> _The request_:
The listing below should be written out exactly; please include all of it.

(Entries from a dataset)
■ ■ ■ ■ ■ ■ ■

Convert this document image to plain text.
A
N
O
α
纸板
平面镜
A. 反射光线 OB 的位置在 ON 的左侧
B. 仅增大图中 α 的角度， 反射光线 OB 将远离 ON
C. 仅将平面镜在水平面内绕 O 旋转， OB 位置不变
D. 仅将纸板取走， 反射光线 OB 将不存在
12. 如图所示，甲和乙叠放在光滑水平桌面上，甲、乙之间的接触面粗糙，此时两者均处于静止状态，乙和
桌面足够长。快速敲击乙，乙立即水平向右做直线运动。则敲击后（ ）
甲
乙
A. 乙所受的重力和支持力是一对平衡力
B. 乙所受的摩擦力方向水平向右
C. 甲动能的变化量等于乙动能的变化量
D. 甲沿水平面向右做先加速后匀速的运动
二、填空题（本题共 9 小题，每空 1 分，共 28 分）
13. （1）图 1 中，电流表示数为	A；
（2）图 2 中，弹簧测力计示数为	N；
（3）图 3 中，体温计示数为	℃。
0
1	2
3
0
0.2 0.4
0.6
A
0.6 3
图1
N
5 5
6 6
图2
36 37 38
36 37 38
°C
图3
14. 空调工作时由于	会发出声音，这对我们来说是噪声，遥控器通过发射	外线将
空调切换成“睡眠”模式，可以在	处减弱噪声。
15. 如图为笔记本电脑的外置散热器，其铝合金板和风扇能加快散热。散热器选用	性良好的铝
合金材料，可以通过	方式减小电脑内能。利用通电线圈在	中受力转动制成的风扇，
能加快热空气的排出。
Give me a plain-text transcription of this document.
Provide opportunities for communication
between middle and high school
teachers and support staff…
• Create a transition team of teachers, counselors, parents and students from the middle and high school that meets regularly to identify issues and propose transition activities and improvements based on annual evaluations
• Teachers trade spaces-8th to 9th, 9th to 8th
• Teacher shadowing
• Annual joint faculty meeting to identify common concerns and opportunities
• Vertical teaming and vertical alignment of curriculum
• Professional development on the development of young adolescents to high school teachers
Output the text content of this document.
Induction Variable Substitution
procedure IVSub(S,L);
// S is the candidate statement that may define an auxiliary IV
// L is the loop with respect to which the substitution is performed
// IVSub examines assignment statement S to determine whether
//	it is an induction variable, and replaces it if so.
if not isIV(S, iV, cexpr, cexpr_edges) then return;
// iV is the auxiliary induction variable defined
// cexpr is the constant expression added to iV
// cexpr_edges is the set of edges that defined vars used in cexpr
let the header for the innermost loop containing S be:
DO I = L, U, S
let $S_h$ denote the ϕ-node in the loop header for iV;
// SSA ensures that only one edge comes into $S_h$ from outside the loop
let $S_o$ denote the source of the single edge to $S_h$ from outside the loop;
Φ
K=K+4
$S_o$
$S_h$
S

■ ■ ■ ■ ■ ■ ■

> _Response to the exercise_:
Convert this document image to plain text.
A
N
O
α
纸板
平面镜
A. 反射光线 OB 的位置在 ON 的左侧
B. 仅增大图中 α 的角度， 反射光线 OB 将远离 ON
C. 仅将平面镜在水平面内绕 O 旋转， OB 位置不变
D. 仅将纸板取走， 反射光线 OB 将不存在
12. 如图所示，甲和乙叠放在光滑水平桌面上，甲、乙之间的接触面粗糙，此时两者均处于静止状态，乙和
桌面足够长。快速敲击乙，乙立即水平向右做直线运动。则敲击后（ ）
甲
乙
A. 乙所受的重力和支持力是一对平衡力
B. 乙所受的摩擦力方向水平向右
C. 甲动能的变化量等于乙动能的变化量
D. 甲沿水平面向右做先加速后匀速的运动
二、填空题（本题共 9 小题，每空 1 分，共 28 分）
13. （1）图 1 中，电流表示数为	A；
（2）图 2 中，弹簧测力计示数为	N；
（3）图 3 中，体温计示数为	℃。
0
1	2
3
0
0.2 0.4
0.6
A
0.6 3
图1
N
5 5
6 6
图2
36 37 38
36 37 38
°C
图3
14. 空调工作时由于	会发出声音，这对我们来说是噪声，遥控器通过发射	外线将
空调切换成“睡眠”模式，可以在	处减弱噪声。
15. 如图为笔记本电脑的外置散热器，其铝合金板和风扇能加快散热。散热器选用	性良好的铝
合金材料，可以通过	方式减小电脑内能。利用通电线圈在	中受力转动制成的风扇，
能加快热空气的排出。
Give me a plain-text transcription of this document.
Provide opportunities for communication
between middle and high school
teachers and support staff…
• Create a transition team of teachers, counselors, parents and students from the middle and high school that meets regularly to identify issues and propose transition activities and improvements based on annual evaluations
• Teachers trade spaces-8th to 9th, 9th to 8th
• Teacher shadowing
• Annual joint faculty meeting to identify common concerns and opportunities
• Vertical teaming and vertical alignment of curriculum
• Professional development on the development of young adolescents to high school teachers
Output the text content of this document.
Induction Variable Substitution
procedure IVSub(S,L);
// S is the candidate statement that may define an auxiliary IV
// L is the loop with respect to which the substitution is performed
// IVSub examines assignment statement S to determine whether
//	it is an induction variable, and replaces it if so.
if not isIV(S, iV, cexpr, cexpr_edges) then return;
// iV is the auxiliary induction variable defined
// cexpr is the constant expression added to iV
// cexpr_edges is the set of edges that defined vars used in cexpr
let the header for the innermost loop containing S be:
DO I = L, U, S
let $S_h$ denote the ϕ-node in the loop header for iV;
// SSA ensures that only one edge comes into $S_h$ from outside the loop
let $S_o$ denote the source of the single edge to $S_h$ from outside the loop;
Φ
K=K+4
$S_o$
$S_h$
S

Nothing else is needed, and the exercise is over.